> [Material for this exercise]
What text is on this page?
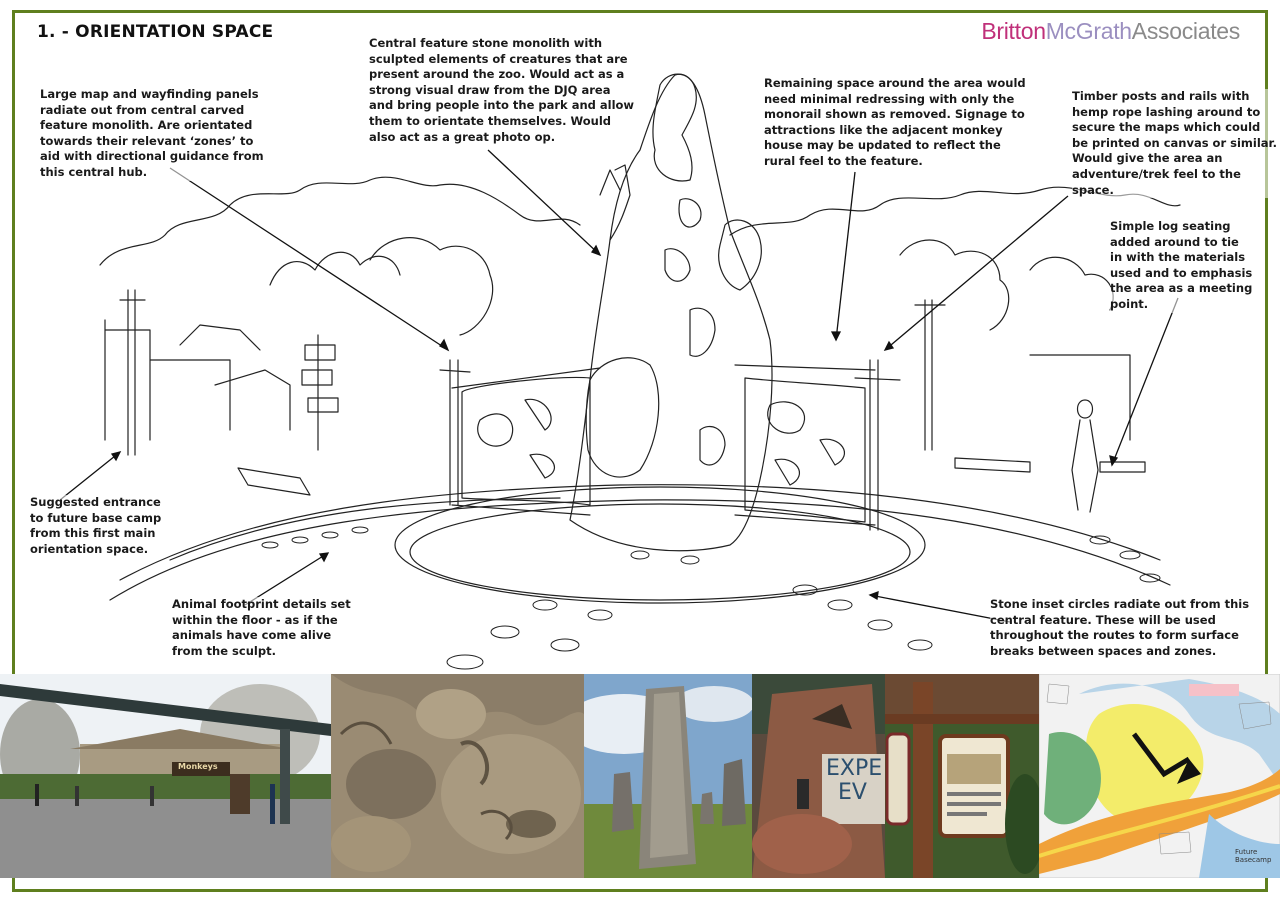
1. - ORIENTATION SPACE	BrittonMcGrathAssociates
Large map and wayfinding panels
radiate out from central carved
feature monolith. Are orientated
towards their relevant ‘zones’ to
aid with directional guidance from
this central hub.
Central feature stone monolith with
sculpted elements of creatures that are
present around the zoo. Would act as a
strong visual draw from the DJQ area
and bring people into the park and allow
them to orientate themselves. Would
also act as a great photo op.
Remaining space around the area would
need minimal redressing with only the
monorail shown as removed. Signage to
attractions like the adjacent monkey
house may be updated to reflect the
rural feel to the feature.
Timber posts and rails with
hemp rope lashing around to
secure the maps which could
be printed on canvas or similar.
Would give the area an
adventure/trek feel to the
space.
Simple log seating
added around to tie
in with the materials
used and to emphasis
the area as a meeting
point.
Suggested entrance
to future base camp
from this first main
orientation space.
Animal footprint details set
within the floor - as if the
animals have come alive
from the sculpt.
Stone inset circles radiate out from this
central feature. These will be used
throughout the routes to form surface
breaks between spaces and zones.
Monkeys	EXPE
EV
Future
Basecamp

> [Objective] Pictures don't belong in the copy. Restate all the entries exactly.

> [Final answer]
What text is on this page?
1. - ORIENTATION SPACE	BrittonMcGrathAssociates
Large map and wayfinding panels
radiate out from central carved
feature monolith. Are orientated
towards their relevant ‘zones’ to
aid with directional guidance from
this central hub.
Central feature stone monolith with
sculpted elements of creatures that are
present around the zoo. Would act as a
strong visual draw from the DJQ area
and bring people into the park and allow
them to orientate themselves. Would
also act as a great photo op.
Remaining space around the area would
need minimal redressing with only the
monorail shown as removed. Signage to
attractions like the adjacent monkey
house may be updated to reflect the
rural feel to the feature.
Timber posts and rails with
hemp rope lashing around to
secure the maps which could
be printed on canvas or similar.
Would give the area an
adventure/trek feel to the
space.
Simple log seating
added around to tie
in with the materials
used and to emphasis
the area as a meeting
point.
Suggested entrance
to future base camp
from this first main
orientation space.
Animal footprint details set
within the floor - as if the
animals have come alive
from the sculpt.
Stone inset circles radiate out from this
central feature. These will be used
throughout the routes to form surface
breaks between spaces and zones.
Monkeys	EXPE
EV
Future
Basecamp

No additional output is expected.